Stated exercise = Copy out each line that has "nueva" in it.

Data listing
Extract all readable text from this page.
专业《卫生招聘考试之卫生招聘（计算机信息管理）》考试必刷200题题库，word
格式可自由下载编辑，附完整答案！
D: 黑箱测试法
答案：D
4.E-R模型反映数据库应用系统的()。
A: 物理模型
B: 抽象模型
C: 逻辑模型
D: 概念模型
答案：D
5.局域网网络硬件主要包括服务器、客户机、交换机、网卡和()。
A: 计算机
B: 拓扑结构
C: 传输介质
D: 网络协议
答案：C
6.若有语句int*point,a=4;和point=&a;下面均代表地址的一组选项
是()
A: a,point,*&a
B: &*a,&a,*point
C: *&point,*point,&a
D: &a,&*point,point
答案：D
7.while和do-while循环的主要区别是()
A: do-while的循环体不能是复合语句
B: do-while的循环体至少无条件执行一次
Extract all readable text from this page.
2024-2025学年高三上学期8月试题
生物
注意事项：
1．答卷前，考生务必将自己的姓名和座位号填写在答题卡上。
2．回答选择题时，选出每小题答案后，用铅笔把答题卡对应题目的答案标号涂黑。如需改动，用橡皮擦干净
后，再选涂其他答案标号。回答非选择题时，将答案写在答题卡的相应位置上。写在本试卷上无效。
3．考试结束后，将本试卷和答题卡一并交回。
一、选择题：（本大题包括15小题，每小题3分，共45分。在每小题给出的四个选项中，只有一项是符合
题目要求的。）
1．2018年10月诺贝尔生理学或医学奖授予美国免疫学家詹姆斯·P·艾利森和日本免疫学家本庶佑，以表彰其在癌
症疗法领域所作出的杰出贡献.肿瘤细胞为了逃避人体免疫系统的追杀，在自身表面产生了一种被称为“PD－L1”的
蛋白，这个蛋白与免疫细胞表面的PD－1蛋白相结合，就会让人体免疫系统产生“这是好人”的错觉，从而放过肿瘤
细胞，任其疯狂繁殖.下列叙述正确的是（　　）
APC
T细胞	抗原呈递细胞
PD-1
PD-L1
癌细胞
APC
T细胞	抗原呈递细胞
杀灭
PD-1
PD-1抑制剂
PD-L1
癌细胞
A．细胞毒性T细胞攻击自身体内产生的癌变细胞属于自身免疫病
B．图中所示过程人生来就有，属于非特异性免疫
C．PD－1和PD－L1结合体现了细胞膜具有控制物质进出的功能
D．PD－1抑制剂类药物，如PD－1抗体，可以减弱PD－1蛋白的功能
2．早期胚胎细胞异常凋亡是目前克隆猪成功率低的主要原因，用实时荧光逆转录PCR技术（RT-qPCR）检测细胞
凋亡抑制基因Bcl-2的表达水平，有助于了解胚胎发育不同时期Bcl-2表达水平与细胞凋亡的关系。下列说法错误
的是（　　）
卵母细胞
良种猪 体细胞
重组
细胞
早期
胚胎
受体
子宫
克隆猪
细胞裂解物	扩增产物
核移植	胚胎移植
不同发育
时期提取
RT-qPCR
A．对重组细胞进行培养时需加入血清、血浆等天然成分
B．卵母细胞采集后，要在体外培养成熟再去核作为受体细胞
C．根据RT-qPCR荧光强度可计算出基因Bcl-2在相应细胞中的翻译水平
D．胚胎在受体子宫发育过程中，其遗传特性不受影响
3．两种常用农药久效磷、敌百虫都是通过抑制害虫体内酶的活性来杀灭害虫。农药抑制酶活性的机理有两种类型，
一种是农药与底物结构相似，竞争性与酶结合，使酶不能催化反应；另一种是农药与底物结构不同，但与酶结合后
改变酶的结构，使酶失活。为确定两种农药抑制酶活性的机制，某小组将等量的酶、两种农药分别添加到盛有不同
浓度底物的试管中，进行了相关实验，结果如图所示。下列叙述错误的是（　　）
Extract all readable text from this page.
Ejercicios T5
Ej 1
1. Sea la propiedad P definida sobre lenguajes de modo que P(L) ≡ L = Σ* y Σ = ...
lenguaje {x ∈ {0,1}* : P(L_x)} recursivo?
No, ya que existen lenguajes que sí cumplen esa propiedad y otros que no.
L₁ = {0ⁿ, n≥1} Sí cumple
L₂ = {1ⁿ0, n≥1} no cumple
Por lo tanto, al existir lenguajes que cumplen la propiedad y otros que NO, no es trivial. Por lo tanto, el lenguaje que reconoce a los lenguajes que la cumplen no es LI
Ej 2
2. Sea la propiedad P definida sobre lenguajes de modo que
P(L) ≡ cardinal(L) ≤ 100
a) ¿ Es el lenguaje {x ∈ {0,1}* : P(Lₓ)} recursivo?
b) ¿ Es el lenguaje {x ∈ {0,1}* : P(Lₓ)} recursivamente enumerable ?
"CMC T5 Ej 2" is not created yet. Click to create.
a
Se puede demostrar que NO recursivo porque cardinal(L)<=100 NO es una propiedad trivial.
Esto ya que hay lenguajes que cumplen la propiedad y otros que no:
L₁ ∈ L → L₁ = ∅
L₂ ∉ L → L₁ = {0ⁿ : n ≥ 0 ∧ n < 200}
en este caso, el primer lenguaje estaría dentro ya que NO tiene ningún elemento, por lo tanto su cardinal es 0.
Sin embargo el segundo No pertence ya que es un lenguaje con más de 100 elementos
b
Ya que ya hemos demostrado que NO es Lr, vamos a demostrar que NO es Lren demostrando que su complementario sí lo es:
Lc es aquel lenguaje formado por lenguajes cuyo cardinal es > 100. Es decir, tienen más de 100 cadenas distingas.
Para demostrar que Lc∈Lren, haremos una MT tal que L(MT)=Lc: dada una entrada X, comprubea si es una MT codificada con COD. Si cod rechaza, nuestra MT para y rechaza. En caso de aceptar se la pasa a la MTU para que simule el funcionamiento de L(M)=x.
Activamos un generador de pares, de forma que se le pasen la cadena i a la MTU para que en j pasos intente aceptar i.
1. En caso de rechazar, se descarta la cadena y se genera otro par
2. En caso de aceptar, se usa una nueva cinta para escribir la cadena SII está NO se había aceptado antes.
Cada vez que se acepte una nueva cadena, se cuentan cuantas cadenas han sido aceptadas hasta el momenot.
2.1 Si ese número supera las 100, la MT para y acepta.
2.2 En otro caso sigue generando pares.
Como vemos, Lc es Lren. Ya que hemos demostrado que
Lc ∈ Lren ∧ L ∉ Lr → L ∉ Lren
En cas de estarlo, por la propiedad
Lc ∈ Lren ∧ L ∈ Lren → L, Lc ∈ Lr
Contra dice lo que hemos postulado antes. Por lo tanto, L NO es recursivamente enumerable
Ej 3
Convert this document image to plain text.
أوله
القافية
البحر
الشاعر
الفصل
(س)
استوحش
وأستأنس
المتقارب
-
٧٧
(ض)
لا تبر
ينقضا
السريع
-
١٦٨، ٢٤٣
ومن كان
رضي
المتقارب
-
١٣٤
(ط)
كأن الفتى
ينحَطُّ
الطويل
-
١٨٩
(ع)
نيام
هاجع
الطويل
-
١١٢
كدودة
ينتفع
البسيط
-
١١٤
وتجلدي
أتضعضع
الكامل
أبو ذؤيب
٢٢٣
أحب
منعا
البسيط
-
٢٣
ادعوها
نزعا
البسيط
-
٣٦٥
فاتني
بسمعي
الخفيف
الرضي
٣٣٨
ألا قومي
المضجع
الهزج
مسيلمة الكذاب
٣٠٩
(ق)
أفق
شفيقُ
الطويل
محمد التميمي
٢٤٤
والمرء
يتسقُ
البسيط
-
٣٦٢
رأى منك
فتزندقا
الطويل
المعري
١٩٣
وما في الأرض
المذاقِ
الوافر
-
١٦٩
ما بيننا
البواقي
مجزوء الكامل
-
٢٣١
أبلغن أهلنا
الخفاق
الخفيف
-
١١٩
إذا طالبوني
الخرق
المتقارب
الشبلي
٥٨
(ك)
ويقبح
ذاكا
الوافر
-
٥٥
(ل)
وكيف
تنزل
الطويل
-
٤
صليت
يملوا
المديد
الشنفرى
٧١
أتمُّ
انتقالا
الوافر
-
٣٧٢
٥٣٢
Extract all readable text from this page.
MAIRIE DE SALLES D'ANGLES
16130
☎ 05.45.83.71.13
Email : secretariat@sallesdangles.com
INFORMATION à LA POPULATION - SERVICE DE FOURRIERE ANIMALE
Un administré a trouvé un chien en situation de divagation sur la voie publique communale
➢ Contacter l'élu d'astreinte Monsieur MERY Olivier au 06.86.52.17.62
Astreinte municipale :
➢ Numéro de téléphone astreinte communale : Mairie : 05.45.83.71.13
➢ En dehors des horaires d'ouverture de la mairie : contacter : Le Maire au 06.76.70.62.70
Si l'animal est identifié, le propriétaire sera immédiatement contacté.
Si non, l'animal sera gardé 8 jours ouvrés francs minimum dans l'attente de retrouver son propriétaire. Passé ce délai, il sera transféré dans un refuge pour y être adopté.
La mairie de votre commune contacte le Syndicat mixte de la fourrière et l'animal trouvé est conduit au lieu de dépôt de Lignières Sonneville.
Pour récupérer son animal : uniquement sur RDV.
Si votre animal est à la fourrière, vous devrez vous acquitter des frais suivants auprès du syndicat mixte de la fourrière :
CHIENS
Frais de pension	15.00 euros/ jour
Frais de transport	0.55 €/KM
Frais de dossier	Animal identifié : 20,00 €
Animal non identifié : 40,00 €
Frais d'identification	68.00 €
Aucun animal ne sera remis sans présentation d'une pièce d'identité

Response =
2. En caso de aceptar, se usa una nueva cinta para escribir la cadena SII está NO se había aceptado antes.
Cada vez que se acepte una nueva cadena, se cuentan cuantas cadenas han sido aceptadas hasta el momenot.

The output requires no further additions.